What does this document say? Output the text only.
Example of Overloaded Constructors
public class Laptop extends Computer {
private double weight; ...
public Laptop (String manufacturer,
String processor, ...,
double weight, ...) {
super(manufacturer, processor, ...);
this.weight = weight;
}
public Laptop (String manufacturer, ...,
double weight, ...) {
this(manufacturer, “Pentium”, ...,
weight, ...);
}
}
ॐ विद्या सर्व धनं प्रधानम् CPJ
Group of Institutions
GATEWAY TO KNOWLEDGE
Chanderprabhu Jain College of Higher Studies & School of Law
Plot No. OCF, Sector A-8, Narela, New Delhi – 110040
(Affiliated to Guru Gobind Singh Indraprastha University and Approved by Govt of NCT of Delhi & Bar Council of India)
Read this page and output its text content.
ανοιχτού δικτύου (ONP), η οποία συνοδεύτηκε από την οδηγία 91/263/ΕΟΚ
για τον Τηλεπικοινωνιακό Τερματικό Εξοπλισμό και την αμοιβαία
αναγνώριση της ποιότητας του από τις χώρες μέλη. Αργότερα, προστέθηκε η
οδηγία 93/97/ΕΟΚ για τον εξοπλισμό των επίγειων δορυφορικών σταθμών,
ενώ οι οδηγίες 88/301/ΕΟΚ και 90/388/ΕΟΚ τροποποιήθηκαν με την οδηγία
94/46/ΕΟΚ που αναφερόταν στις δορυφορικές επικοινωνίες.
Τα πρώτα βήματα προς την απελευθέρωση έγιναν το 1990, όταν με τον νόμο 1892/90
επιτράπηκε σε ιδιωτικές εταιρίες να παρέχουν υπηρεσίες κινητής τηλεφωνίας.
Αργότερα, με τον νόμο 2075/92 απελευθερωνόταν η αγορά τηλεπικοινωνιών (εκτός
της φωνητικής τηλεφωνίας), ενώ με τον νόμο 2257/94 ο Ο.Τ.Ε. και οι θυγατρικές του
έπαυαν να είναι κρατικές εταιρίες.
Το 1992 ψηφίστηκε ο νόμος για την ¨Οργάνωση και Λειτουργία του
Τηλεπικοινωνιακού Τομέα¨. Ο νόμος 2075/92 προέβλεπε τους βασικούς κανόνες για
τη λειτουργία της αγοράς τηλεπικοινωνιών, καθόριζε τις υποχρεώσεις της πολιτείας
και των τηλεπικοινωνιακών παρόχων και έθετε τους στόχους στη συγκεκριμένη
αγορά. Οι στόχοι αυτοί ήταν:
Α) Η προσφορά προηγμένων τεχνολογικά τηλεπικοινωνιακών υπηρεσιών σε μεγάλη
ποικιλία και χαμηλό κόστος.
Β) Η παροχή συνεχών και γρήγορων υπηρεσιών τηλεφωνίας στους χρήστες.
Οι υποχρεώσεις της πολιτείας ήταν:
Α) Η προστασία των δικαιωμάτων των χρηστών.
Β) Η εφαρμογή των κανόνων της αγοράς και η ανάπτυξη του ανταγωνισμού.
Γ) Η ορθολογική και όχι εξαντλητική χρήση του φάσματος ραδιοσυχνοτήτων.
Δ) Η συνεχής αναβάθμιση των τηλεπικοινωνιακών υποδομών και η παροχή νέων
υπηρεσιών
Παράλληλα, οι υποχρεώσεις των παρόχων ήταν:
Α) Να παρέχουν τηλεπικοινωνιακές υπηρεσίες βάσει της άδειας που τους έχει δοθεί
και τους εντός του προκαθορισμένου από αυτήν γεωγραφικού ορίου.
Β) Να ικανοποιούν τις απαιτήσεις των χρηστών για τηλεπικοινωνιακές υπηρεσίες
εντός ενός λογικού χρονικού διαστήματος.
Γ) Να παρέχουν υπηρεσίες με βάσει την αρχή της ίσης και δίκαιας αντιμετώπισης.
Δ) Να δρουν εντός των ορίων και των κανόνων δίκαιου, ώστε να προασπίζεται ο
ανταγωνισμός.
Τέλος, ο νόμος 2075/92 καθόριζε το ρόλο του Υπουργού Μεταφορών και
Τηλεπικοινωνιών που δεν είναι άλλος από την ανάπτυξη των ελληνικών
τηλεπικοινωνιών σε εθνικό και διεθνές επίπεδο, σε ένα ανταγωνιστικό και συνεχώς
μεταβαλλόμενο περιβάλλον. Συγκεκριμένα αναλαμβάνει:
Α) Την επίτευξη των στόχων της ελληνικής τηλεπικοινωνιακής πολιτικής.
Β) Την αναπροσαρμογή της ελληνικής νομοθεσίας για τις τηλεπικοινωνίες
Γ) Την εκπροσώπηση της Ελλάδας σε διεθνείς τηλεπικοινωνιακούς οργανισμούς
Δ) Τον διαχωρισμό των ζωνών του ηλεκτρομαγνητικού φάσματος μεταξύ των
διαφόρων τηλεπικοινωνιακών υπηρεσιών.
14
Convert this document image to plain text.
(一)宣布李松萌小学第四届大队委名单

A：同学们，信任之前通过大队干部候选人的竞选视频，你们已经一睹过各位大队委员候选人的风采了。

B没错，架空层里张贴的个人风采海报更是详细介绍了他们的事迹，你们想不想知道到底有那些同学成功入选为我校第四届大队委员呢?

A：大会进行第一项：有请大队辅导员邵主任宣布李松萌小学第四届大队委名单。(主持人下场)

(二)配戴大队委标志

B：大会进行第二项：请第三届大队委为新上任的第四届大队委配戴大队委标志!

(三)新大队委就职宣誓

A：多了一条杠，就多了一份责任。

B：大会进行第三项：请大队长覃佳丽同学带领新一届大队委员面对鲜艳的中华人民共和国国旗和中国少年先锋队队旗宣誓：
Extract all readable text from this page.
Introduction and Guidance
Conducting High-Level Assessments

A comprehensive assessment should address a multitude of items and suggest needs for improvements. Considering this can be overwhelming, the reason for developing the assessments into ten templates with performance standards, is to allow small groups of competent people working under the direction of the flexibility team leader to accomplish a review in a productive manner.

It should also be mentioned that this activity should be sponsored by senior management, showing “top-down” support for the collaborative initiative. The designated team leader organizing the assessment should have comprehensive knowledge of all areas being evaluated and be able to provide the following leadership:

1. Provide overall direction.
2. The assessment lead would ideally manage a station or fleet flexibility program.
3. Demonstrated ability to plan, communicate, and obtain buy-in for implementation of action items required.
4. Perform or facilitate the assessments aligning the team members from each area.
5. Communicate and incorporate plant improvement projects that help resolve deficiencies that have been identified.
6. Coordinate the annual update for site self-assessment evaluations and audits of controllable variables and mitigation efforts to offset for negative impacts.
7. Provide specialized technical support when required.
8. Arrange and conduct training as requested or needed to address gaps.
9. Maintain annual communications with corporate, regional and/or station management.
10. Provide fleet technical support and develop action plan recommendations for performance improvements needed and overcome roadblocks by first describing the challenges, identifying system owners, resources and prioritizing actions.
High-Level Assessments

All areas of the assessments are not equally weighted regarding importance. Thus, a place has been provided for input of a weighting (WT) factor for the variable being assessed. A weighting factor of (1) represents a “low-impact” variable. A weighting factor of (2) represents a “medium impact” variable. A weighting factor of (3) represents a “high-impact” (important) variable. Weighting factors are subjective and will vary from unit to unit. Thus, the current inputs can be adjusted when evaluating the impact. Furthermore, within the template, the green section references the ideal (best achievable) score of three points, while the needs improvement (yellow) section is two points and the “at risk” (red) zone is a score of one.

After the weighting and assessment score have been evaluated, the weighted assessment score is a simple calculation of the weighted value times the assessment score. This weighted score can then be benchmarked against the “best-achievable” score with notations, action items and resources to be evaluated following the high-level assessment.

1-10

+++++

List every line in the records above that contains the word "being".

It should also be mentioned that this activity should be sponsored by senior management, showing “top-down” support for the collaborative initiative. The designated team leader organizing the assessment should have comprehensive knowledge of all areas being evaluated and be able to provide the following leadership:
All areas of the assessments are not equally weighted regarding importance. Thus, a place has been provided for input of a weighting (WT) factor for the variable being assessed. A weighting factor of (1) represents a “low-impact” variable. A weighting factor of (2) represents a “medium impact” variable. A weighting factor of (3) represents a “high-impact” (important) variable. Weighting factors are subjective and will vary from unit to unit. Thus, the current inputs can be adjusted when evaluating the impact. Furthermore, within the template, the green section references the ideal (best achievable) score of three points, while the needs improvement (yellow) section is two points and the “at risk” (red) zone is a score of one.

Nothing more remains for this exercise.